#### SUPPLIED MATERIAL

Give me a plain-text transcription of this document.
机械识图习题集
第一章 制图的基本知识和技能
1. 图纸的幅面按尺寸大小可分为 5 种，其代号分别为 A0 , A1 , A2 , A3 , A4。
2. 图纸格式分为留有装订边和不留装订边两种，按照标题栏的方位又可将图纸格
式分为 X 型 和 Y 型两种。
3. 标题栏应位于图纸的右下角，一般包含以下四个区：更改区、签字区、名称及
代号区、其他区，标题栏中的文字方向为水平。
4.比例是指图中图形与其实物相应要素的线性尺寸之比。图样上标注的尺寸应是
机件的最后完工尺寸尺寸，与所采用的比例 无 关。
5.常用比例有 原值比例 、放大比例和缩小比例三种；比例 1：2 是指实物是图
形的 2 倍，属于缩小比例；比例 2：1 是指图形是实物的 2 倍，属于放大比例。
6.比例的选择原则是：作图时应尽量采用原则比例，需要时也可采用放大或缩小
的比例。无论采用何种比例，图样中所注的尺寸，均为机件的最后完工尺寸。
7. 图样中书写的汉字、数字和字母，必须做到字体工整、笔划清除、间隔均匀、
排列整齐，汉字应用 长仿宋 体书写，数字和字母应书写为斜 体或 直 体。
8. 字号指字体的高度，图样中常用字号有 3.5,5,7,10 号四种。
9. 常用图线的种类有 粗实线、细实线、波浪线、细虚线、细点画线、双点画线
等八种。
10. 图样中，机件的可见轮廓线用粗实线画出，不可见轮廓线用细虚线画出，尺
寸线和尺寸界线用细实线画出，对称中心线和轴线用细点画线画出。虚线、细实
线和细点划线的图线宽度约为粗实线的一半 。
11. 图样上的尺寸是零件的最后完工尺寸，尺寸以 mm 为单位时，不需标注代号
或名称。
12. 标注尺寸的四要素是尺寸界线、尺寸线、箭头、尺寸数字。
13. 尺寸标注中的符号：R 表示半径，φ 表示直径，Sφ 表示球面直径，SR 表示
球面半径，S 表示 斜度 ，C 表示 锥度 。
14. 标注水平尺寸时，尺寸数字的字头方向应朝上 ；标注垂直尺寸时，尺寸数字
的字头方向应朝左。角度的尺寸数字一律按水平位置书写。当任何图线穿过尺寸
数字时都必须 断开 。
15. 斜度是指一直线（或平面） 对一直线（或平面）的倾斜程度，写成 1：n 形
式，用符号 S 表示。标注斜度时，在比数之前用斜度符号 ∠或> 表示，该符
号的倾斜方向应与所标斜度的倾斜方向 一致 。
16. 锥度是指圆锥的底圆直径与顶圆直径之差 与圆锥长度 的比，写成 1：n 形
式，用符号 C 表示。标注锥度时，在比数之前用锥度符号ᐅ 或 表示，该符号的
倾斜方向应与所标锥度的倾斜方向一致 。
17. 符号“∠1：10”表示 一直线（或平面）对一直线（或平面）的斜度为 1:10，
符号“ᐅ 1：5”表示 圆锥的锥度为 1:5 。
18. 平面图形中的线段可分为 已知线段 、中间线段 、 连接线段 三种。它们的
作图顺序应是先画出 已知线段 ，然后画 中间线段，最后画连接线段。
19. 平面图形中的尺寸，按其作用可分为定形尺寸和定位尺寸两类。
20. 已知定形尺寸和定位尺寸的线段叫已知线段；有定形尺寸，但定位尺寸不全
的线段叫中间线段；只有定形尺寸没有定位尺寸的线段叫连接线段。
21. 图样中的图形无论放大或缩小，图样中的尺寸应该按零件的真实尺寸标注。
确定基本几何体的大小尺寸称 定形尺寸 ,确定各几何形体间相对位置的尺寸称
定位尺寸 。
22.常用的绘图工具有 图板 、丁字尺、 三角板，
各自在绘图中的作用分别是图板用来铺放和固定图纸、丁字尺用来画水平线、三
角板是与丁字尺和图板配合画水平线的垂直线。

########

Find and copy every line in the entries above where the string "对一直线" occurs.

*RESULT FOR THIS EXERCISE:*
15. 斜度是指一直线（或平面） 对一直线（或平面）的倾斜程度，写成 1：n 形
17. 符号“∠1：10”表示 一直线（或平面）对一直线（或平面）的斜度为 1:10，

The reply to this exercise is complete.